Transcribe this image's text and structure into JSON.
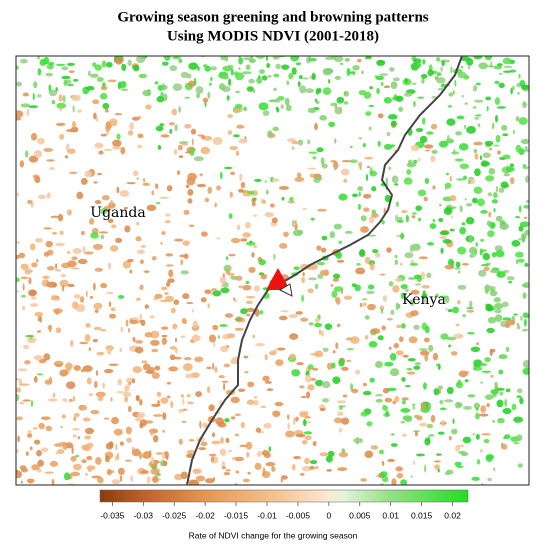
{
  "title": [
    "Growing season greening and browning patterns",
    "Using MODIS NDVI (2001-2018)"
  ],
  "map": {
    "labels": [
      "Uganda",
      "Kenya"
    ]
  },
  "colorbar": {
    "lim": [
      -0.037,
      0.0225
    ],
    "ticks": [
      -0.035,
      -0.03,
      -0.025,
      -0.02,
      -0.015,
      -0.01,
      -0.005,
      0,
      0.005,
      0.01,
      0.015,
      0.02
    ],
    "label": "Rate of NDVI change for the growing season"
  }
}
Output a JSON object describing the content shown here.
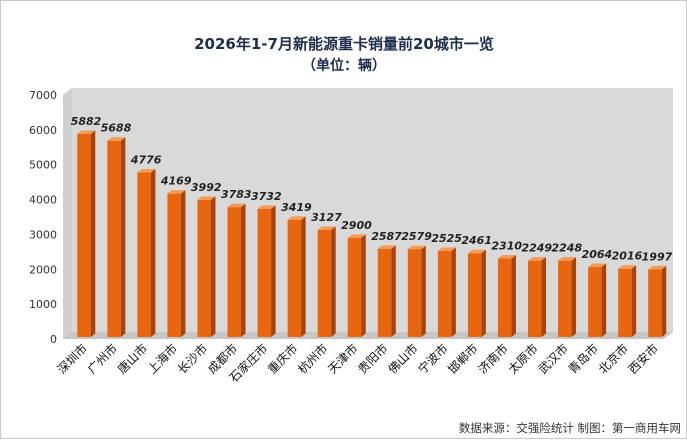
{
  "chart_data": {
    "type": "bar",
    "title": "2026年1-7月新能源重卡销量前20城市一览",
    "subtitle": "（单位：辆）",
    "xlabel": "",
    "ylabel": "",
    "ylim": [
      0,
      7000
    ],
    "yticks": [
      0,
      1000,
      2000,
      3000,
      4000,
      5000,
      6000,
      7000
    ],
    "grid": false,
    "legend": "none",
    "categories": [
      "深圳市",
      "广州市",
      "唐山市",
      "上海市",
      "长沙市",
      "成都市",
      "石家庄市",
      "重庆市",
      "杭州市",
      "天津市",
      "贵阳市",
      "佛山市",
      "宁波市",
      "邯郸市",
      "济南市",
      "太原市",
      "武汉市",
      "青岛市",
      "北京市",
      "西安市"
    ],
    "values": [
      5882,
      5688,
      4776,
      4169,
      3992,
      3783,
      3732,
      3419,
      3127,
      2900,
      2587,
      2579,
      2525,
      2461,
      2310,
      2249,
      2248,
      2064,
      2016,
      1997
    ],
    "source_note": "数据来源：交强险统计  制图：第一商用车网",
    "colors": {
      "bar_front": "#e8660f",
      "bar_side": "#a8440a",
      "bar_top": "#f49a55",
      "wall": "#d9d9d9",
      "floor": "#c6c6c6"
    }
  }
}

**********

_The exercise_
Quote the data exactly, leaving every image out of the copy.

_Solution for this task_
Transcribe this image's text and structure into JSON.
{
  "title": [
    "Growing season greening and browning patterns",
    "Using MODIS NDVI (2001-2018)"
  ],
  "map": {
    "labels": [
      "Uganda",
      "Kenya"
    ]
  },
  "colorbar": {
    "lim": [
      -0.037,
      0.0225
    ],
    "ticks": [
      -0.035,
      -0.03,
      -0.025,
      -0.02,
      -0.015,
      -0.01,
      -0.005,
      0,
      0.005,
      0.01,
      0.015,
      0.02
    ],
    "label": "Rate of NDVI change for the growing season"
  }
}
Output a JSON object describing the content shown here.
{
  "chart_data": {
    "type": "bar",
    "title": "2026年1-7月新能源重卡销量前20城市一览",
    "subtitle": "（单位：辆）",
    "xlabel": "",
    "ylabel": "",
    "ylim": [
      0,
      7000
    ],
    "yticks": [
      0,
      1000,
      2000,
      3000,
      4000,
      5000,
      6000,
      7000
    ],
    "grid": false,
    "legend": "none",
    "categories": [
      "深圳市",
      "广州市",
      "唐山市",
      "上海市",
      "长沙市",
      "成都市",
      "石家庄市",
      "重庆市",
      "杭州市",
      "天津市",
      "贵阳市",
      "佛山市",
      "宁波市",
      "邯郸市",
      "济南市",
      "太原市",
      "武汉市",
      "青岛市",
      "北京市",
      "西安市"
    ],
    "values": [
      5882,
      5688,
      4776,
      4169,
      3992,
      3783,
      3732,
      3419,
      3127,
      2900,
      2587,
      2579,
      2525,
      2461,
      2310,
      2249,
      2248,
      2064,
      2016,
      1997
    ],
    "source_note": "数据来源：交强险统计  制图：第一商用车网",
    "colors": {
      "bar_front": "#e8660f",
      "bar_side": "#a8440a",
      "bar_top": "#f49a55",
      "wall": "#d9d9d9",
      "floor": "#c6c6c6"
    }
  }
}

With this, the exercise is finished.